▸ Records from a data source
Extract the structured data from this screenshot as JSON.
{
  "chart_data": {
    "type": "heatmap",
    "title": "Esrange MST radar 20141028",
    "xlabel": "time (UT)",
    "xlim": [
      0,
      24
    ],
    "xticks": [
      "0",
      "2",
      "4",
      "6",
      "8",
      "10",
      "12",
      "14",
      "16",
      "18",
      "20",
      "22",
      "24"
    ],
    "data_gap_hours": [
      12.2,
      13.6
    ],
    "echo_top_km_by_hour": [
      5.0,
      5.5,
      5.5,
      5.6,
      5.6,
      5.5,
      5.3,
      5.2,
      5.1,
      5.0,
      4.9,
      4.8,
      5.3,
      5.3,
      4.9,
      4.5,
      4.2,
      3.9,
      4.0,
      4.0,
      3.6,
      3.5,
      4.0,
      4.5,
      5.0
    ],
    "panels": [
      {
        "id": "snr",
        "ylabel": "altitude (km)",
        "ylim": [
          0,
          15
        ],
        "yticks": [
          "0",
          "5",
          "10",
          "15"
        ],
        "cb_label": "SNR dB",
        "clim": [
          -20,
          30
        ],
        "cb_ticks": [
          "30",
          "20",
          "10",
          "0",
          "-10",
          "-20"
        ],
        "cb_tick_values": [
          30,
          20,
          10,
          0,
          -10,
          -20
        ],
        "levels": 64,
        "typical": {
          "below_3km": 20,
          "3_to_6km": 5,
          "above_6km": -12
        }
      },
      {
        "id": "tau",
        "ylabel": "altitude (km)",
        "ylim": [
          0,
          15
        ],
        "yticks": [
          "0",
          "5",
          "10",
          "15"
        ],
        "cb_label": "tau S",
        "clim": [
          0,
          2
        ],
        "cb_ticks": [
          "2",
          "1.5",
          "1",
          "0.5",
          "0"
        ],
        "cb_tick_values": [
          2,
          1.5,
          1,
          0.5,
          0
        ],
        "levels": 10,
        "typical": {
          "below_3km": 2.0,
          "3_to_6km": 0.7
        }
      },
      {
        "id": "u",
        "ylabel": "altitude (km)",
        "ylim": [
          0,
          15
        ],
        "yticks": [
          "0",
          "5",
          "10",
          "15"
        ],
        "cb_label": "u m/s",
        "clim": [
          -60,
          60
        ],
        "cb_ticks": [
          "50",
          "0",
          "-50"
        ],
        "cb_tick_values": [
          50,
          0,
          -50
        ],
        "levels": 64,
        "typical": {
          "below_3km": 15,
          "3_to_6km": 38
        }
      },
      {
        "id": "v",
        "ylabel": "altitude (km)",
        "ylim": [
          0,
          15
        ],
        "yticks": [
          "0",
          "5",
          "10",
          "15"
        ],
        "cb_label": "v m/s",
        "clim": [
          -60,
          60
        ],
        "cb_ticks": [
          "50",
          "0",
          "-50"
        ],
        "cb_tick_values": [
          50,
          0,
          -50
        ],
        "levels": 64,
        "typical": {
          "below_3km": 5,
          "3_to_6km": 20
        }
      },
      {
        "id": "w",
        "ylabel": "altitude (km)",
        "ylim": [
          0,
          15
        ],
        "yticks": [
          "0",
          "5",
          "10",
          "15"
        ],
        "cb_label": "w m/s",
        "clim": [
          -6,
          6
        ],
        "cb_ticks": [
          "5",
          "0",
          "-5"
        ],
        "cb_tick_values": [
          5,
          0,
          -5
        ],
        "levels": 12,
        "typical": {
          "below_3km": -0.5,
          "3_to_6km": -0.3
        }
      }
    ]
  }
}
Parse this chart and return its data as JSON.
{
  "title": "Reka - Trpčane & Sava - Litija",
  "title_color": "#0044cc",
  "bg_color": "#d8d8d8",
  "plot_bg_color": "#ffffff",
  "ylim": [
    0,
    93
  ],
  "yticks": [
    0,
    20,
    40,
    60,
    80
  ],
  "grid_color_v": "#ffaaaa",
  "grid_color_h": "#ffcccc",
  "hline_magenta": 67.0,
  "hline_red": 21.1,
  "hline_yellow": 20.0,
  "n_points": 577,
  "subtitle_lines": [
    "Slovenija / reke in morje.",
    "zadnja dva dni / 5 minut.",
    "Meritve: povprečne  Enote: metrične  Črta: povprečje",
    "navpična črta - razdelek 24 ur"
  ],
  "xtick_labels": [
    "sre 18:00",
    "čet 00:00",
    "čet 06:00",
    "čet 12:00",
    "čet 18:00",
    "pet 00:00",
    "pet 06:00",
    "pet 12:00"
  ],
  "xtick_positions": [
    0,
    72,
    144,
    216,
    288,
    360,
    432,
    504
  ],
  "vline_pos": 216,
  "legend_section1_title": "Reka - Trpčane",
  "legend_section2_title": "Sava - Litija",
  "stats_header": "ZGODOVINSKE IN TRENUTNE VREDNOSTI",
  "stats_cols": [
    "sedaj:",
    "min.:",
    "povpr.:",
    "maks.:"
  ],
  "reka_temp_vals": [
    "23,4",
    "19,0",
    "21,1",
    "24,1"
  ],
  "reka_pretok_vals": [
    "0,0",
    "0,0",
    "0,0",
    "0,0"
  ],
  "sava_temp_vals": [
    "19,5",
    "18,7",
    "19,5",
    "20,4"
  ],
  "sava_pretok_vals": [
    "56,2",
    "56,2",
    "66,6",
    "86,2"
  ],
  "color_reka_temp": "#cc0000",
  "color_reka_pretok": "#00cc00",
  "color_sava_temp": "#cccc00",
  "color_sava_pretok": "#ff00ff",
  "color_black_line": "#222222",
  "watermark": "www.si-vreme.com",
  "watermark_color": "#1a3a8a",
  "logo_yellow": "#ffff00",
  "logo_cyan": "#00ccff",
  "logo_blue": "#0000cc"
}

▸ INSTRUCTIONS TO FOLLOW
Please restate the data word for word, every record included.

▸ RESULT OF THIS EXERCISE
Extract the structured data from this screenshot as JSON.
{
  "chart_data": {
    "type": "heatmap",
    "title": "Esrange MST radar 20141028",
    "xlabel": "time (UT)",
    "xlim": [
      0,
      24
    ],
    "xticks": [
      "0",
      "2",
      "4",
      "6",
      "8",
      "10",
      "12",
      "14",
      "16",
      "18",
      "20",
      "22",
      "24"
    ],
    "data_gap_hours": [
      12.2,
      13.6
    ],
    "echo_top_km_by_hour": [
      5.0,
      5.5,
      5.5,
      5.6,
      5.6,
      5.5,
      5.3,
      5.2,
      5.1,
      5.0,
      4.9,
      4.8,
      5.3,
      5.3,
      4.9,
      4.5,
      4.2,
      3.9,
      4.0,
      4.0,
      3.6,
      3.5,
      4.0,
      4.5,
      5.0
    ],
    "panels": [
      {
        "id": "snr",
        "ylabel": "altitude (km)",
        "ylim": [
          0,
          15
        ],
        "yticks": [
          "0",
          "5",
          "10",
          "15"
        ],
        "cb_label": "SNR dB",
        "clim": [
          -20,
          30
        ],
        "cb_ticks": [
          "30",
          "20",
          "10",
          "0",
          "-10",
          "-20"
        ],
        "cb_tick_values": [
          30,
          20,
          10,
          0,
          -10,
          -20
        ],
        "levels": 64,
        "typical": {
          "below_3km": 20,
          "3_to_6km": 5,
          "above_6km": -12
        }
      },
      {
        "id": "tau",
        "ylabel": "altitude (km)",
        "ylim": [
          0,
          15
        ],
        "yticks": [
          "0",
          "5",
          "10",
          "15"
        ],
        "cb_label": "tau S",
        "clim": [
          0,
          2
        ],
        "cb_ticks": [
          "2",
          "1.5",
          "1",
          "0.5",
          "0"
        ],
        "cb_tick_values": [
          2,
          1.5,
          1,
          0.5,
          0
        ],
        "levels": 10,
        "typical": {
          "below_3km": 2.0,
          "3_to_6km": 0.7
        }
      },
      {
        "id": "u",
        "ylabel": "altitude (km)",
        "ylim": [
          0,
          15
        ],
        "yticks": [
          "0",
          "5",
          "10",
          "15"
        ],
        "cb_label": "u m/s",
        "clim": [
          -60,
          60
        ],
        "cb_ticks": [
          "50",
          "0",
          "-50"
        ],
        "cb_tick_values": [
          50,
          0,
          -50
        ],
        "levels": 64,
        "typical": {
          "below_3km": 15,
          "3_to_6km": 38
        }
      },
      {
        "id": "v",
        "ylabel": "altitude (km)",
        "ylim": [
          0,
          15
        ],
        "yticks": [
          "0",
          "5",
          "10",
          "15"
        ],
        "cb_label": "v m/s",
        "clim": [
          -60,
          60
        ],
        "cb_ticks": [
          "50",
          "0",
          "-50"
        ],
        "cb_tick_values": [
          50,
          0,
          -50
        ],
        "levels": 64,
        "typical": {
          "below_3km": 5,
          "3_to_6km": 20
        }
      },
      {
        "id": "w",
        "ylabel": "altitude (km)",
        "ylim": [
          0,
          15
        ],
        "yticks": [
          "0",
          "5",
          "10",
          "15"
        ],
        "cb_label": "w m/s",
        "clim": [
          -6,
          6
        ],
        "cb_ticks": [
          "5",
          "0",
          "-5"
        ],
        "cb_tick_values": [
          5,
          0,
          -5
        ],
        "levels": 12,
        "typical": {
          "below_3km": -0.5,
          "3_to_6km": -0.3
        }
      }
    ]
  }
}
Parse this chart and return its data as JSON.
{
  "title": "Reka - Trpčane & Sava - Litija",
  "title_color": "#0044cc",
  "bg_color": "#d8d8d8",
  "plot_bg_color": "#ffffff",
  "ylim": [
    0,
    93
  ],
  "yticks": [
    0,
    20,
    40,
    60,
    80
  ],
  "grid_color_v": "#ffaaaa",
  "grid_color_h": "#ffcccc",
  "hline_magenta": 67.0,
  "hline_red": 21.1,
  "hline_yellow": 20.0,
  "n_points": 577,
  "subtitle_lines": [
    "Slovenija / reke in morje.",
    "zadnja dva dni / 5 minut.",
    "Meritve: povprečne  Enote: metrične  Črta: povprečje",
    "navpična črta - razdelek 24 ur"
  ],
  "xtick_labels": [
    "sre 18:00",
    "čet 00:00",
    "čet 06:00",
    "čet 12:00",
    "čet 18:00",
    "pet 00:00",
    "pet 06:00",
    "pet 12:00"
  ],
  "xtick_positions": [
    0,
    72,
    144,
    216,
    288,
    360,
    432,
    504
  ],
  "vline_pos": 216,
  "legend_section1_title": "Reka - Trpčane",
  "legend_section2_title": "Sava - Litija",
  "stats_header": "ZGODOVINSKE IN TRENUTNE VREDNOSTI",
  "stats_cols": [
    "sedaj:",
    "min.:",
    "povpr.:",
    "maks.:"
  ],
  "reka_temp_vals": [
    "23,4",
    "19,0",
    "21,1",
    "24,1"
  ],
  "reka_pretok_vals": [
    "0,0",
    "0,0",
    "0,0",
    "0,0"
  ],
  "sava_temp_vals": [
    "19,5",
    "18,7",
    "19,5",
    "20,4"
  ],
  "sava_pretok_vals": [
    "56,2",
    "56,2",
    "66,6",
    "86,2"
  ],
  "color_reka_temp": "#cc0000",
  "color_reka_pretok": "#00cc00",
  "color_sava_temp": "#cccc00",
  "color_sava_pretok": "#ff00ff",
  "color_black_line": "#222222",
  "watermark": "www.si-vreme.com",
  "watermark_color": "#1a3a8a",
  "logo_yellow": "#ffff00",
  "logo_cyan": "#00ccff",
  "logo_blue": "#0000cc"
}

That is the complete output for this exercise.